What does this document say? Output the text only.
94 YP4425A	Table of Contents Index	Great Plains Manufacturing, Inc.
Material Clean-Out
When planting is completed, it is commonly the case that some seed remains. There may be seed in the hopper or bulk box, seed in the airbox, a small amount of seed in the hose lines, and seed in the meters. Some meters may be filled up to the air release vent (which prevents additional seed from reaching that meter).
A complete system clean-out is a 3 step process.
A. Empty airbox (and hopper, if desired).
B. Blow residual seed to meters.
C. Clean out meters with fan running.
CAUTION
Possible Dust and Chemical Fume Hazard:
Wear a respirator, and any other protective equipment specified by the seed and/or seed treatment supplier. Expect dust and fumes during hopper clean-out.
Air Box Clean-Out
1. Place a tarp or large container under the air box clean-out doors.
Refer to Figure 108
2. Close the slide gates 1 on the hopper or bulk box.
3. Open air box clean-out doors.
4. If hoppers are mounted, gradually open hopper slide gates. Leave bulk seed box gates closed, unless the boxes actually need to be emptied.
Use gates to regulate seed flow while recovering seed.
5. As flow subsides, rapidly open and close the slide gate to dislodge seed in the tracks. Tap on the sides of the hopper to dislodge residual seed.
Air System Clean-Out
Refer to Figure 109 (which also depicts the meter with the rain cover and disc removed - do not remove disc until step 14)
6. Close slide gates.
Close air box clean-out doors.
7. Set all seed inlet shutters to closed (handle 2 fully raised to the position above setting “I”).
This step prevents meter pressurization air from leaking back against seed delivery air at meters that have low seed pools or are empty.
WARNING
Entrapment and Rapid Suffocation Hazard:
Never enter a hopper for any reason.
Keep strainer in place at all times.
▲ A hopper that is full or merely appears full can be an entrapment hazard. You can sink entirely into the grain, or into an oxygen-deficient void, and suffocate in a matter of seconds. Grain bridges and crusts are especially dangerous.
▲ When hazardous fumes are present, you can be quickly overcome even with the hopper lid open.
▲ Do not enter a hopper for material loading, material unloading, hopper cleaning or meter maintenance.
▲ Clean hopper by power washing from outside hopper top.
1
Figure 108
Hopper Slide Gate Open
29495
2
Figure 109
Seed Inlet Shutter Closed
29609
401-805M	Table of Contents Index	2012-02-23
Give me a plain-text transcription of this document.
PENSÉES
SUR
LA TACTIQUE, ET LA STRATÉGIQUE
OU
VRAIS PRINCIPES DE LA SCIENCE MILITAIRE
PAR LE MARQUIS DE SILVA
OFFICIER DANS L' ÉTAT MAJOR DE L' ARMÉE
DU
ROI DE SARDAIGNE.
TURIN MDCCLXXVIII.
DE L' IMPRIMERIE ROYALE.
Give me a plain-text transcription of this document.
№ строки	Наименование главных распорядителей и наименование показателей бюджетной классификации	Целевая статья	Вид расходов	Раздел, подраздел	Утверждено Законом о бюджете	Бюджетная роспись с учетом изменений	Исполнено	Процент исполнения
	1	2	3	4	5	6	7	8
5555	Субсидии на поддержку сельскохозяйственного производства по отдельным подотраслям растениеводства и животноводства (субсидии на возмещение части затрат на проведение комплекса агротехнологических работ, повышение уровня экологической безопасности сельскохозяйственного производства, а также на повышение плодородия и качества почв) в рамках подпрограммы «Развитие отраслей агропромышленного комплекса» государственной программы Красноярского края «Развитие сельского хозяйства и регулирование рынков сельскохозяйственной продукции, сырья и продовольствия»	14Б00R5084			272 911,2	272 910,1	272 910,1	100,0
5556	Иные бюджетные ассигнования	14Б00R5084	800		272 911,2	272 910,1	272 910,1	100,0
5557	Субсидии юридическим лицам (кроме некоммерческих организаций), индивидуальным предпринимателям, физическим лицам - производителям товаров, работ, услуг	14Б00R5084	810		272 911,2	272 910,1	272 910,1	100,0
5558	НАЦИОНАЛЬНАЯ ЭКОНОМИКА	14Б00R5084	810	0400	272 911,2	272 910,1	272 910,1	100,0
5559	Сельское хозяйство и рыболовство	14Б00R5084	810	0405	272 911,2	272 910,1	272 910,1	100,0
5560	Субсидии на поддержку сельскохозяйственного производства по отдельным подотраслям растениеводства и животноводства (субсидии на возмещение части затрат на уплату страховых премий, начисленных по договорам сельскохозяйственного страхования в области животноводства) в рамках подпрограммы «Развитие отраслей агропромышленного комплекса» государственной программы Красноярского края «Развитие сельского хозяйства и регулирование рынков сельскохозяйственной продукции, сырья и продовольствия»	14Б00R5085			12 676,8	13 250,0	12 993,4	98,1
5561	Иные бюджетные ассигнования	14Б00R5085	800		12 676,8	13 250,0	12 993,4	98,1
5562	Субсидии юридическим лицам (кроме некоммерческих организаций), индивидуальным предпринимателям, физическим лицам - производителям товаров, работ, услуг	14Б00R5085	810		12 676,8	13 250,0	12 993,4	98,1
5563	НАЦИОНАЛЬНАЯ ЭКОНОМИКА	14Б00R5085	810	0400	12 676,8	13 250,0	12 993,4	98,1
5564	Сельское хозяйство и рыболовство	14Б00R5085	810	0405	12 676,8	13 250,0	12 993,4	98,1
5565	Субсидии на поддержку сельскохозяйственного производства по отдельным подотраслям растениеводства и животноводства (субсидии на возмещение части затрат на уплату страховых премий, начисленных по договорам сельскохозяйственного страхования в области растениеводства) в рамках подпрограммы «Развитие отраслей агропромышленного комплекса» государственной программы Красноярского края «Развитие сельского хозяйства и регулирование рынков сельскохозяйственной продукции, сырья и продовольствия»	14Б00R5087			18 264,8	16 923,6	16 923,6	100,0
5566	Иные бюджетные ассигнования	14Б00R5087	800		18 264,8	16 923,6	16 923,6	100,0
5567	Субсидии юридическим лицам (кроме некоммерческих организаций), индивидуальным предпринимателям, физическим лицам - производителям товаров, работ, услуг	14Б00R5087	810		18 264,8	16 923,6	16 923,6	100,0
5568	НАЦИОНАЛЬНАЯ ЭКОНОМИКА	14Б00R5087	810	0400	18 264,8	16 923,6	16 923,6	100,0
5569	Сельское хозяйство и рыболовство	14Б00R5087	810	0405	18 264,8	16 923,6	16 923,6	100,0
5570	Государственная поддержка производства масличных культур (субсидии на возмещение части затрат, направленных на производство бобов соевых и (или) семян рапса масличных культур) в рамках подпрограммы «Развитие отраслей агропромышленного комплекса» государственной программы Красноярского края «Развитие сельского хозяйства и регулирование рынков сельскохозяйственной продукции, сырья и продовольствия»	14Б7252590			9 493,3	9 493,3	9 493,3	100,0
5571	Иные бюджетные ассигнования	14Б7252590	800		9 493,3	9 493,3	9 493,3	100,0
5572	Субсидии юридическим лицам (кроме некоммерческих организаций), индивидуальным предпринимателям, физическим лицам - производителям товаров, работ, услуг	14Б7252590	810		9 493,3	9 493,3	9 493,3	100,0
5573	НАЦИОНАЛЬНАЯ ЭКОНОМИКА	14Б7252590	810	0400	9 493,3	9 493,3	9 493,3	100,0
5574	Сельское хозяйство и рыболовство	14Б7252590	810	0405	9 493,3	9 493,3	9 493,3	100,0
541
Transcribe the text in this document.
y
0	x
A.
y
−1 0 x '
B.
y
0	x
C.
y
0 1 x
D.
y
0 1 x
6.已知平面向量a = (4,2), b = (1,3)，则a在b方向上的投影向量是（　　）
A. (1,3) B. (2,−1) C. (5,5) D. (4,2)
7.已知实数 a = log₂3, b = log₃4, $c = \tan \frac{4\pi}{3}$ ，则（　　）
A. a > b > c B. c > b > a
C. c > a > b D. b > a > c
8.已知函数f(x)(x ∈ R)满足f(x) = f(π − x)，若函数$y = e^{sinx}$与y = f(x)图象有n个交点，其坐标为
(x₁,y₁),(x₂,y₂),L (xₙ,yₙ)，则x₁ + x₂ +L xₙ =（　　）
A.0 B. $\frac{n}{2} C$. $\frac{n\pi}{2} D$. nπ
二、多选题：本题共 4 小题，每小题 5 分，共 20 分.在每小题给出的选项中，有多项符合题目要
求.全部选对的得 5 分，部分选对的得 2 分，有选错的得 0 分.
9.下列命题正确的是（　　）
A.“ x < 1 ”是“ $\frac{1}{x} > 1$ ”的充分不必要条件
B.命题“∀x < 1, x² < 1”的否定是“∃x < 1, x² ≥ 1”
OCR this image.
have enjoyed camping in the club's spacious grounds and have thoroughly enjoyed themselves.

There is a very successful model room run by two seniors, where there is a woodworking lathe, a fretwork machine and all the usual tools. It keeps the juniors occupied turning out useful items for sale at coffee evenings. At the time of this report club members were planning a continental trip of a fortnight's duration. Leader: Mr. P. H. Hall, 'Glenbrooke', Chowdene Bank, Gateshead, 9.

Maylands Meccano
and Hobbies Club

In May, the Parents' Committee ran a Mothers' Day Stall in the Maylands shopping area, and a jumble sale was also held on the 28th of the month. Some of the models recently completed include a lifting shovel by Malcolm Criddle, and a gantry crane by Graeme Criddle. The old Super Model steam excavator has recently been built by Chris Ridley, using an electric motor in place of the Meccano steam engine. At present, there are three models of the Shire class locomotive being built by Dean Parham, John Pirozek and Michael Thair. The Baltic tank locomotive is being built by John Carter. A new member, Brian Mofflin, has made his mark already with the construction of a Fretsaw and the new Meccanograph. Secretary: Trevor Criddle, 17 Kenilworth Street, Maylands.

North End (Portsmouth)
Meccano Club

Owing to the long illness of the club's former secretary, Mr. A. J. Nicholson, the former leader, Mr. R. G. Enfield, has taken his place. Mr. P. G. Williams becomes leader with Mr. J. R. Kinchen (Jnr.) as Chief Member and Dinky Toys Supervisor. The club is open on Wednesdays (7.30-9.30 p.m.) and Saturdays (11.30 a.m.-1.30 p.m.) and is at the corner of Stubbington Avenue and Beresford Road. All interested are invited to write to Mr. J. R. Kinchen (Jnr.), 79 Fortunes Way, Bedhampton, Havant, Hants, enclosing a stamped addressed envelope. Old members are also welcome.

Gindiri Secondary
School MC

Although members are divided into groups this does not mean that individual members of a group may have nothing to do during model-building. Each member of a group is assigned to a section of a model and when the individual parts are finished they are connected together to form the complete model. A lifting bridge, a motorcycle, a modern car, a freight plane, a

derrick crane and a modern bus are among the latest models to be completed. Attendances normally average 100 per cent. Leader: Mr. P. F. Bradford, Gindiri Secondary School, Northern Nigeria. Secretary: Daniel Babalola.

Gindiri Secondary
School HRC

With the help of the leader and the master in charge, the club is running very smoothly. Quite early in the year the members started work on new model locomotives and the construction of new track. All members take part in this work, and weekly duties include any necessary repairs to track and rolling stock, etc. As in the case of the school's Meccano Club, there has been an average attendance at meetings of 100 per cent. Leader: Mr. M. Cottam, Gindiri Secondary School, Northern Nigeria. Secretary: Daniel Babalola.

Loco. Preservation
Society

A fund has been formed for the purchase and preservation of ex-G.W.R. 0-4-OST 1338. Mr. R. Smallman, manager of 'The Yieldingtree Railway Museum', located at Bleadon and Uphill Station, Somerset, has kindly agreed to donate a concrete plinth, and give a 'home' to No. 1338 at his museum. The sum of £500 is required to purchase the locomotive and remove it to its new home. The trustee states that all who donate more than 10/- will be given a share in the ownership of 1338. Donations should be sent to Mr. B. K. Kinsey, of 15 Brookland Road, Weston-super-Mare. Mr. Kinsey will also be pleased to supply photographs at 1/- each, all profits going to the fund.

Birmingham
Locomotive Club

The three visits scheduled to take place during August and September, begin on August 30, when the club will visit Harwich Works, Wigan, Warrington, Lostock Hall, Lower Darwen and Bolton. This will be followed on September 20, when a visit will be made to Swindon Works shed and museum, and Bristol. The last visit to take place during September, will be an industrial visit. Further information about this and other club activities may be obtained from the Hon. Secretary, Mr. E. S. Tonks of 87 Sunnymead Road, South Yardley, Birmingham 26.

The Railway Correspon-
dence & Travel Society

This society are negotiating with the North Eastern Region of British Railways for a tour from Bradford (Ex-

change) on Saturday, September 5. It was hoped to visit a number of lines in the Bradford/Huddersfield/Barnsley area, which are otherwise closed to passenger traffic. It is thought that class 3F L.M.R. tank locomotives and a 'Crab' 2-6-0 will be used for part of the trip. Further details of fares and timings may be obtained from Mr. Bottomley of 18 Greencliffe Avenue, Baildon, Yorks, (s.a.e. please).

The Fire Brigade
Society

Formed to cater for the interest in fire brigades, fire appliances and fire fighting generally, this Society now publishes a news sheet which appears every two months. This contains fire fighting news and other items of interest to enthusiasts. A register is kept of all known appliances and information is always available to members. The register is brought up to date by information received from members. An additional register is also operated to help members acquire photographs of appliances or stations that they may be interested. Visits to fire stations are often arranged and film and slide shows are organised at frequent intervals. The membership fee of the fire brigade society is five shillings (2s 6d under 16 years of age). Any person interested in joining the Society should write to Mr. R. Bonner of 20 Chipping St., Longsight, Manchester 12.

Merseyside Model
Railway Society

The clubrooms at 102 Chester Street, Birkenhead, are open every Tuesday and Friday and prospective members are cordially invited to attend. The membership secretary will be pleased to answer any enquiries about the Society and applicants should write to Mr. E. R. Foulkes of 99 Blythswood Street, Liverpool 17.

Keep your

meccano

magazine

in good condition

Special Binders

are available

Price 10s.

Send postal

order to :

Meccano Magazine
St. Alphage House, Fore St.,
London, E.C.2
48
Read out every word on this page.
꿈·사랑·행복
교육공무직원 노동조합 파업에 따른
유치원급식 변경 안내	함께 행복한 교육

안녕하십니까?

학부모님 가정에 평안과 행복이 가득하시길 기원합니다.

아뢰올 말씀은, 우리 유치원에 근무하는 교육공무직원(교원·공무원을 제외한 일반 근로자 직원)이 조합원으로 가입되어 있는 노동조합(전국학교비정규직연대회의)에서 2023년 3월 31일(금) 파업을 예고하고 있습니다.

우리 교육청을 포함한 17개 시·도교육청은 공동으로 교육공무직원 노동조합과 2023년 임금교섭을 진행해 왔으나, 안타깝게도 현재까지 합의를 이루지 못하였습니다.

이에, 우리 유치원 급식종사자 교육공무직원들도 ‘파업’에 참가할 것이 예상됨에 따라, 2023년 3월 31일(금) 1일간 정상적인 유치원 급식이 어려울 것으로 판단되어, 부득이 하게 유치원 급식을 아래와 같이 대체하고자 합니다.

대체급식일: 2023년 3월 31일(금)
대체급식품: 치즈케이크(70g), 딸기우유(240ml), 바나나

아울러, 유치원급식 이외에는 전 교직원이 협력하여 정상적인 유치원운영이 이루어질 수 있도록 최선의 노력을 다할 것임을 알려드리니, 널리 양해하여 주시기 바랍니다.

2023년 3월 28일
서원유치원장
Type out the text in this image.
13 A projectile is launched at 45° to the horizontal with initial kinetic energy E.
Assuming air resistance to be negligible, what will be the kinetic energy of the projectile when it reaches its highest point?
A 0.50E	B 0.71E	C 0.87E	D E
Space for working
+ + + +
▶ STATED PROBLEM:
Transcribe, word for word, every line from the one containing "Type out the text in this image." through the final line of the entries, and nothing else.

▶ SOLUTION FOR THIS TASK:
Type out the text in this image.
13 A projectile is launched at 45° to the horizontal with initial kinetic energy E.
Assuming air resistance to be negligible, what will be the kinetic energy of the projectile when it reaches its highest point?
A 0.50E	B 0.71E	C 0.87E	D E
Space for working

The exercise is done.